[Dataset excerpts]

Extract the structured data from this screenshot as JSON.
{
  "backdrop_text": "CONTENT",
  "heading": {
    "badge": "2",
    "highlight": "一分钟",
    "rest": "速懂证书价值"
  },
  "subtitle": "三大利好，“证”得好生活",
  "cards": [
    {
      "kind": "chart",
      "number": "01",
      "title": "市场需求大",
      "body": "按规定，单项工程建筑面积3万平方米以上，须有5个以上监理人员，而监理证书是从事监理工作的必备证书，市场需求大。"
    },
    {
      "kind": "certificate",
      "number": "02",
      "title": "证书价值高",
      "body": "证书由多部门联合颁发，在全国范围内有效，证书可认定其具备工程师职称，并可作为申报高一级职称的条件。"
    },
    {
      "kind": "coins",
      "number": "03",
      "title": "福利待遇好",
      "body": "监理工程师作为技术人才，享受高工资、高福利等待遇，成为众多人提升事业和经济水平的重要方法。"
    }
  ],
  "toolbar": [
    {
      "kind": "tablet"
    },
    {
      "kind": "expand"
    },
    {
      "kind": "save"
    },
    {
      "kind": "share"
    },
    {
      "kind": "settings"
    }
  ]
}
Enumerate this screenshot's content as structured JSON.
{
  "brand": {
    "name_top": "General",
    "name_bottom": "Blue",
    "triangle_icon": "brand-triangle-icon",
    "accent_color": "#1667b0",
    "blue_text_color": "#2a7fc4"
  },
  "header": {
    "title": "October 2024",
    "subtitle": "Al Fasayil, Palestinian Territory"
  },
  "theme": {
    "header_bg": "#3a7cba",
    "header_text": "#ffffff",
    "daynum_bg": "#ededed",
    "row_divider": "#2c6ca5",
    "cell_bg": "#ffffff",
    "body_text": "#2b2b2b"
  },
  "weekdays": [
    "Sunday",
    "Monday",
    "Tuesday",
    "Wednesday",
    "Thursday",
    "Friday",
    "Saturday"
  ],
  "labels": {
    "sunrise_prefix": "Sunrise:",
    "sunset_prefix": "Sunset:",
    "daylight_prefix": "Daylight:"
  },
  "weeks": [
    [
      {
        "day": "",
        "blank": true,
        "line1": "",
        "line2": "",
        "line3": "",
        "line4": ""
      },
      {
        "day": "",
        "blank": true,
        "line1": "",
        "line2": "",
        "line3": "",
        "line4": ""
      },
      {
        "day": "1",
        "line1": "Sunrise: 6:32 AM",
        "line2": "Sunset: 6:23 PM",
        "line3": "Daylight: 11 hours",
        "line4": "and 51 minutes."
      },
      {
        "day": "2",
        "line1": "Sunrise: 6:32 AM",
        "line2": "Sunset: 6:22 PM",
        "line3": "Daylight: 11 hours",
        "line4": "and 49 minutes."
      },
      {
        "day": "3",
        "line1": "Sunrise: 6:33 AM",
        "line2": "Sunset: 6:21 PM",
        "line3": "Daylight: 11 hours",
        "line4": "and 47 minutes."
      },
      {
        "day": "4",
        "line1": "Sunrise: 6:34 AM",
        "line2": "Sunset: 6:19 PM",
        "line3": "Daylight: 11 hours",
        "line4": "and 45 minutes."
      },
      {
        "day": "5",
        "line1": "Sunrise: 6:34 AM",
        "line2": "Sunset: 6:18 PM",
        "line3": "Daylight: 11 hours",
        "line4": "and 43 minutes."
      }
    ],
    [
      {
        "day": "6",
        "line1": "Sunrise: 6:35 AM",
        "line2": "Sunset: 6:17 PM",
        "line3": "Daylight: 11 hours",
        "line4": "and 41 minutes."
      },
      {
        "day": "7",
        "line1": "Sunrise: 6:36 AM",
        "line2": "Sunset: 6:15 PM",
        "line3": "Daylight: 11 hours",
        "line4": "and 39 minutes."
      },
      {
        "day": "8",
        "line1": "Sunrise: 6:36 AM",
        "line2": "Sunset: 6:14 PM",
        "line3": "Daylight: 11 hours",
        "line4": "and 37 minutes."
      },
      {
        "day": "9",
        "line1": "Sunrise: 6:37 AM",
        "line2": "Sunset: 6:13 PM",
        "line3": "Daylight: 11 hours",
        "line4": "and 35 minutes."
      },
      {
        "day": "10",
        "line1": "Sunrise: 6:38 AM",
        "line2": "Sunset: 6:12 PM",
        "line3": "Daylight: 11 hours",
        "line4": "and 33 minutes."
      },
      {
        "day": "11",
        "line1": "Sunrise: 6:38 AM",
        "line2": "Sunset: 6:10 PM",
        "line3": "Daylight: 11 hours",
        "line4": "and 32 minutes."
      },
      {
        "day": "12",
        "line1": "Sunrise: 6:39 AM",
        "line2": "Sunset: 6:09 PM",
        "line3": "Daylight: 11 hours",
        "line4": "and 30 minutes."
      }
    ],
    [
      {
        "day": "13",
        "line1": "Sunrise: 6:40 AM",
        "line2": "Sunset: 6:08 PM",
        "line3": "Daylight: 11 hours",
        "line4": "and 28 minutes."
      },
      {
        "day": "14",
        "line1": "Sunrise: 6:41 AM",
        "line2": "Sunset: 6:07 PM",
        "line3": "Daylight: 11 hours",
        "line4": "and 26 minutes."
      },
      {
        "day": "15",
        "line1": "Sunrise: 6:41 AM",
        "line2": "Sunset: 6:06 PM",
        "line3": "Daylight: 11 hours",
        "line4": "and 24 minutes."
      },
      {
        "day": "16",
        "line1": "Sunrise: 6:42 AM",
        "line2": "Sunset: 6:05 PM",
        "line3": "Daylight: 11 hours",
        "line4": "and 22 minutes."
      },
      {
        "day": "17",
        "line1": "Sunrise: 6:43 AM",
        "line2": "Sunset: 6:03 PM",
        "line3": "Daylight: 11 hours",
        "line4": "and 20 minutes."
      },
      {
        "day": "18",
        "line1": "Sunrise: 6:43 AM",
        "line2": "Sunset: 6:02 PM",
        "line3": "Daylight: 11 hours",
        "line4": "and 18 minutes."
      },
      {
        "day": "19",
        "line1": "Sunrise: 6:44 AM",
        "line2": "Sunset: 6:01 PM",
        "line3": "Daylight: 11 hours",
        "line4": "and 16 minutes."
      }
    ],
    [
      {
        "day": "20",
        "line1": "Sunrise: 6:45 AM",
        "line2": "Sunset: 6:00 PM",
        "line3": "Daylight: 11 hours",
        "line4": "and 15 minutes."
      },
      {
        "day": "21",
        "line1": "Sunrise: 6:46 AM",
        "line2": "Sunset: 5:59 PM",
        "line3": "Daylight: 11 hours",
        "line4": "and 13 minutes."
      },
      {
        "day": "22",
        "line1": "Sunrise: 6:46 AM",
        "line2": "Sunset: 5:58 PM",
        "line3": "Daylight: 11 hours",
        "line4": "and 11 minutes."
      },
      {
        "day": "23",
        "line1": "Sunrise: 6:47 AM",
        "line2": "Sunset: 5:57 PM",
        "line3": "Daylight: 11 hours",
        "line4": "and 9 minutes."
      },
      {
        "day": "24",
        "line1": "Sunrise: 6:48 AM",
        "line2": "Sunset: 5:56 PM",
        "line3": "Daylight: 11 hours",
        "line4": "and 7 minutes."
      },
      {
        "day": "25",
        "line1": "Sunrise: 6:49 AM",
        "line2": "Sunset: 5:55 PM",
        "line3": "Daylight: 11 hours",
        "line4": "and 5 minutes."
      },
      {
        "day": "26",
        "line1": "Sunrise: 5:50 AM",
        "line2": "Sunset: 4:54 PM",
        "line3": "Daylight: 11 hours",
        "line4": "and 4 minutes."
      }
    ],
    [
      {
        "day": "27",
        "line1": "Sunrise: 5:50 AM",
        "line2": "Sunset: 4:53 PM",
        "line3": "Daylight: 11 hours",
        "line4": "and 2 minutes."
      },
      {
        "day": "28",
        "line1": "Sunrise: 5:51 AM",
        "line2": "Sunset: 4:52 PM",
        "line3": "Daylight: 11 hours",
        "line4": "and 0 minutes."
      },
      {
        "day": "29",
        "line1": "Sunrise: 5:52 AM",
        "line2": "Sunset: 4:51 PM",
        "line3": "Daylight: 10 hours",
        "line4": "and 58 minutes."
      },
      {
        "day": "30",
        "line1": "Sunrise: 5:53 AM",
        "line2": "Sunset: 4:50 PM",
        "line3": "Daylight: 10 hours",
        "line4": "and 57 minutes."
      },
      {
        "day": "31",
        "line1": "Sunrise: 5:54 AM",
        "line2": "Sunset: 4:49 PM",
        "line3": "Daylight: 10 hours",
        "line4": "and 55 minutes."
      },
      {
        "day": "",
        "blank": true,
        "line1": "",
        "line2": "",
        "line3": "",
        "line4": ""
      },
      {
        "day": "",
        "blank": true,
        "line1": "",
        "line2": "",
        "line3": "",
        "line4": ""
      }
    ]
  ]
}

* [WHAT IS REQUIRED]:
Isolate the lines above that contain the word "市场需求大" and copy them.

* [RESULT OF THIS EXERCISE]:
      "title": "市场需求大",
      "body": "按规定，单项工程建筑面积3万平方米以上，须有5个以上监理人员，而监理证书是从事监理工作的必备证书，市场需求大。"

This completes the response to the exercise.